- **AIM OF THE EXERCISE**
Give the number of lines containing "legend" in this listing, with no other words.

- **RECORDED INFORMATION**
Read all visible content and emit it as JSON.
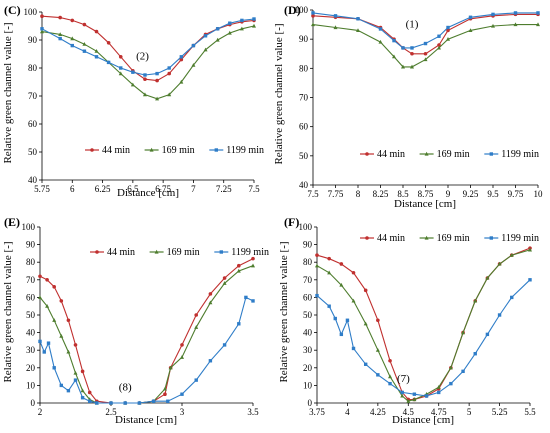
{
  "chart_data": [
    {
      "panel": "(C)",
      "type": "line",
      "xlabel": "Distance [cm]",
      "ylabel": "Relative green channel value [-]",
      "xlim": [
        5.75,
        7.5
      ],
      "ylim": [
        40,
        100
      ],
      "xticks": [
        5.75,
        6,
        6.25,
        6.5,
        6.75,
        7,
        7.25,
        7.5
      ],
      "xtick_labels": [
        "5.75",
        "6",
        "6.25",
        "6.5",
        "6.75",
        "7",
        "7.25",
        "7.5"
      ],
      "yticks": [
        40,
        50,
        60,
        70,
        80,
        90,
        100
      ],
      "ytick_labels": [
        "40",
        "50",
        "60",
        "70",
        "80",
        "90",
        "100"
      ],
      "annotation": {
        "text": "(2)",
        "x": 6.58,
        "y": 83
      },
      "legend": "inside-bottom-left",
      "series": [
        {
          "name": "44 min",
          "color": "#c0302f",
          "marker": "circle",
          "x": [
            5.75,
            5.9,
            6.0,
            6.1,
            6.2,
            6.3,
            6.4,
            6.5,
            6.6,
            6.7,
            6.8,
            6.9,
            7.0,
            7.1,
            7.2,
            7.3,
            7.4,
            7.5
          ],
          "y": [
            98.5,
            98,
            97,
            95.5,
            93,
            89,
            84,
            79,
            76,
            75.5,
            78,
            83,
            88,
            92,
            94,
            95.5,
            96.5,
            97
          ]
        },
        {
          "name": "169 min",
          "color": "#4e7d2e",
          "marker": "triangle",
          "x": [
            5.75,
            5.9,
            6.0,
            6.1,
            6.2,
            6.3,
            6.4,
            6.5,
            6.6,
            6.7,
            6.8,
            6.9,
            7.0,
            7.1,
            7.2,
            7.3,
            7.4,
            7.5
          ],
          "y": [
            93,
            92,
            90.5,
            88.5,
            86,
            82,
            78,
            74,
            70.5,
            69,
            70.5,
            75,
            81,
            86.5,
            90,
            92.5,
            94,
            95
          ]
        },
        {
          "name": "1199 min",
          "color": "#2f7dc8",
          "marker": "square",
          "x": [
            5.75,
            5.9,
            6.0,
            6.1,
            6.2,
            6.3,
            6.4,
            6.5,
            6.6,
            6.7,
            6.8,
            6.9,
            7.0,
            7.1,
            7.2,
            7.3,
            7.4,
            7.5
          ],
          "y": [
            94,
            90.5,
            88,
            86,
            84,
            82,
            80,
            78.5,
            77.5,
            78,
            80,
            84,
            88,
            91.5,
            94,
            96,
            97,
            97.5
          ]
        }
      ]
    },
    {
      "panel": "(D)",
      "type": "line",
      "xlabel": "Distance [cm]",
      "ylabel": "Relative green channel value [-]",
      "xlim": [
        7.5,
        10
      ],
      "ylim": [
        40,
        100
      ],
      "xticks": [
        7.5,
        7.75,
        8,
        8.25,
        8.5,
        8.75,
        9,
        9.25,
        9.5,
        9.75,
        10
      ],
      "xtick_labels": [
        "7.5",
        "7.75",
        "8",
        "8.25",
        "8.5",
        "8.75",
        "9",
        "9.25",
        "9.5",
        "9.75",
        "10"
      ],
      "yticks": [
        40,
        50,
        60,
        70,
        80,
        90,
        100
      ],
      "ytick_labels": [
        "40",
        "50",
        "60",
        "70",
        "80",
        "90",
        "100"
      ],
      "annotation": {
        "text": "(1)",
        "x": 8.6,
        "y": 94
      },
      "legend": "inside-bottom-center",
      "series": [
        {
          "name": "44 min",
          "color": "#c0302f",
          "marker": "circle",
          "x": [
            7.5,
            7.75,
            8.0,
            8.25,
            8.4,
            8.5,
            8.6,
            8.75,
            8.9,
            9.0,
            9.25,
            9.5,
            9.75,
            10.0
          ],
          "y": [
            98,
            97.5,
            97,
            94,
            90,
            87,
            85,
            85,
            88,
            93,
            97,
            98,
            98.5,
            98.5
          ]
        },
        {
          "name": "169 min",
          "color": "#4e7d2e",
          "marker": "triangle",
          "x": [
            7.5,
            7.75,
            8.0,
            8.25,
            8.4,
            8.5,
            8.6,
            8.75,
            8.9,
            9.0,
            9.25,
            9.5,
            9.75,
            10.0
          ],
          "y": [
            95,
            94,
            93,
            89,
            84,
            80.5,
            80.5,
            83,
            87,
            90,
            93,
            94.5,
            95,
            95
          ]
        },
        {
          "name": "1199 min",
          "color": "#2f7dc8",
          "marker": "square",
          "x": [
            7.5,
            7.75,
            8.0,
            8.25,
            8.4,
            8.5,
            8.6,
            8.75,
            8.9,
            9.0,
            9.25,
            9.5,
            9.75,
            10.0
          ],
          "y": [
            99,
            98,
            97,
            93.5,
            89.5,
            87,
            87,
            88.5,
            91,
            94,
            97.5,
            98.5,
            99,
            99
          ]
        }
      ]
    },
    {
      "panel": "(E)",
      "type": "line",
      "xlabel": "Distance [cm]",
      "ylabel": "Relative green channel value [-]",
      "xlim": [
        2,
        3.5
      ],
      "ylim": [
        0,
        100
      ],
      "xticks": [
        2,
        2.5,
        3,
        3.5
      ],
      "xtick_labels": [
        "2",
        "2.5",
        "3",
        "3.5"
      ],
      "yticks": [
        0,
        10,
        20,
        30,
        40,
        50,
        60,
        70,
        80,
        90,
        100
      ],
      "ytick_labels": [
        "0",
        "10",
        "20",
        "30",
        "40",
        "50",
        "60",
        "70",
        "80",
        "90",
        "100"
      ],
      "annotation": {
        "text": "(8)",
        "x": 2.6,
        "y": 7
      },
      "legend": "top-center",
      "series": [
        {
          "name": "44 min",
          "color": "#c0302f",
          "marker": "circle",
          "x": [
            2.0,
            2.05,
            2.1,
            2.15,
            2.2,
            2.25,
            2.3,
            2.35,
            2.4,
            2.5,
            2.6,
            2.7,
            2.8,
            2.88,
            2.92,
            3.0,
            3.1,
            3.2,
            3.3,
            3.4,
            3.5
          ],
          "y": [
            72,
            70,
            66,
            58,
            47,
            33,
            18,
            6,
            1,
            0,
            0,
            0,
            1,
            5,
            20,
            33,
            50,
            62,
            71,
            78,
            82
          ]
        },
        {
          "name": "169 min",
          "color": "#4e7d2e",
          "marker": "triangle",
          "x": [
            2.0,
            2.05,
            2.1,
            2.15,
            2.2,
            2.25,
            2.3,
            2.35,
            2.4,
            2.5,
            2.6,
            2.7,
            2.8,
            2.88,
            2.92,
            3.0,
            3.1,
            3.2,
            3.3,
            3.4,
            3.5
          ],
          "y": [
            60,
            55,
            47,
            38,
            29,
            17,
            7,
            2,
            0,
            0,
            0,
            0,
            1,
            8,
            20,
            26,
            43,
            57,
            68,
            75,
            78
          ]
        },
        {
          "name": "1199 min",
          "color": "#2f7dc8",
          "marker": "square",
          "x": [
            2.0,
            2.03,
            2.06,
            2.1,
            2.15,
            2.2,
            2.25,
            2.3,
            2.35,
            2.4,
            2.5,
            2.6,
            2.7,
            2.8,
            2.9,
            3.0,
            3.1,
            3.2,
            3.3,
            3.4,
            3.45,
            3.5
          ],
          "y": [
            35,
            29,
            34,
            20,
            10,
            7,
            13,
            3,
            1,
            0,
            0,
            0,
            0,
            1,
            1,
            5,
            13,
            24,
            33,
            45,
            60,
            58
          ]
        }
      ]
    },
    {
      "panel": "(F)",
      "type": "line",
      "xlabel": "Distance [cm]",
      "ylabel": "Relative green channel value [-]",
      "xlim": [
        3.75,
        5.5
      ],
      "ylim": [
        0,
        100
      ],
      "xticks": [
        3.75,
        4,
        4.25,
        4.5,
        4.75,
        5,
        5.25,
        5.5
      ],
      "xtick_labels": [
        "3.75",
        "4",
        "4.25",
        "4.5",
        "4.75",
        "5",
        "5.25",
        "5.5"
      ],
      "yticks": [
        0,
        10,
        20,
        30,
        40,
        50,
        60,
        70,
        80,
        90,
        100
      ],
      "ytick_labels": [
        "0",
        "10",
        "20",
        "30",
        "40",
        "50",
        "60",
        "70",
        "80",
        "90",
        "100"
      ],
      "annotation": {
        "text": "(7)",
        "x": 4.46,
        "y": 12
      },
      "legend": "top-center",
      "series": [
        {
          "name": "44 min",
          "color": "#c0302f",
          "marker": "circle",
          "x": [
            3.75,
            3.85,
            3.95,
            4.05,
            4.15,
            4.25,
            4.35,
            4.45,
            4.5,
            4.55,
            4.65,
            4.75,
            4.85,
            4.95,
            5.05,
            5.15,
            5.25,
            5.35,
            5.5
          ],
          "y": [
            84,
            82,
            79,
            74,
            64,
            47,
            24,
            6,
            2,
            2,
            4,
            8,
            20,
            40,
            58,
            71,
            79,
            84,
            88
          ]
        },
        {
          "name": "169 min",
          "color": "#4e7d2e",
          "marker": "triangle",
          "x": [
            3.75,
            3.85,
            3.95,
            4.05,
            4.15,
            4.25,
            4.35,
            4.45,
            4.5,
            4.55,
            4.65,
            4.75,
            4.85,
            4.95,
            5.05,
            5.15,
            5.25,
            5.35,
            5.5
          ],
          "y": [
            78,
            74,
            67,
            58,
            45,
            30,
            15,
            4,
            1,
            2,
            5,
            9,
            20,
            40,
            58,
            71,
            79,
            84,
            87
          ]
        },
        {
          "name": "1199 min",
          "color": "#2f7dc8",
          "marker": "square",
          "x": [
            3.75,
            3.85,
            3.9,
            3.95,
            4.0,
            4.05,
            4.15,
            4.25,
            4.35,
            4.45,
            4.55,
            4.65,
            4.75,
            4.85,
            4.95,
            5.05,
            5.15,
            5.25,
            5.35,
            5.5
          ],
          "y": [
            61,
            55,
            48,
            39,
            47,
            31,
            22,
            16,
            11,
            6,
            5,
            4,
            6,
            11,
            18,
            28,
            39,
            50,
            60,
            70
          ]
        }
      ]
    }
  ]
}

- **THE SOLUTION**
4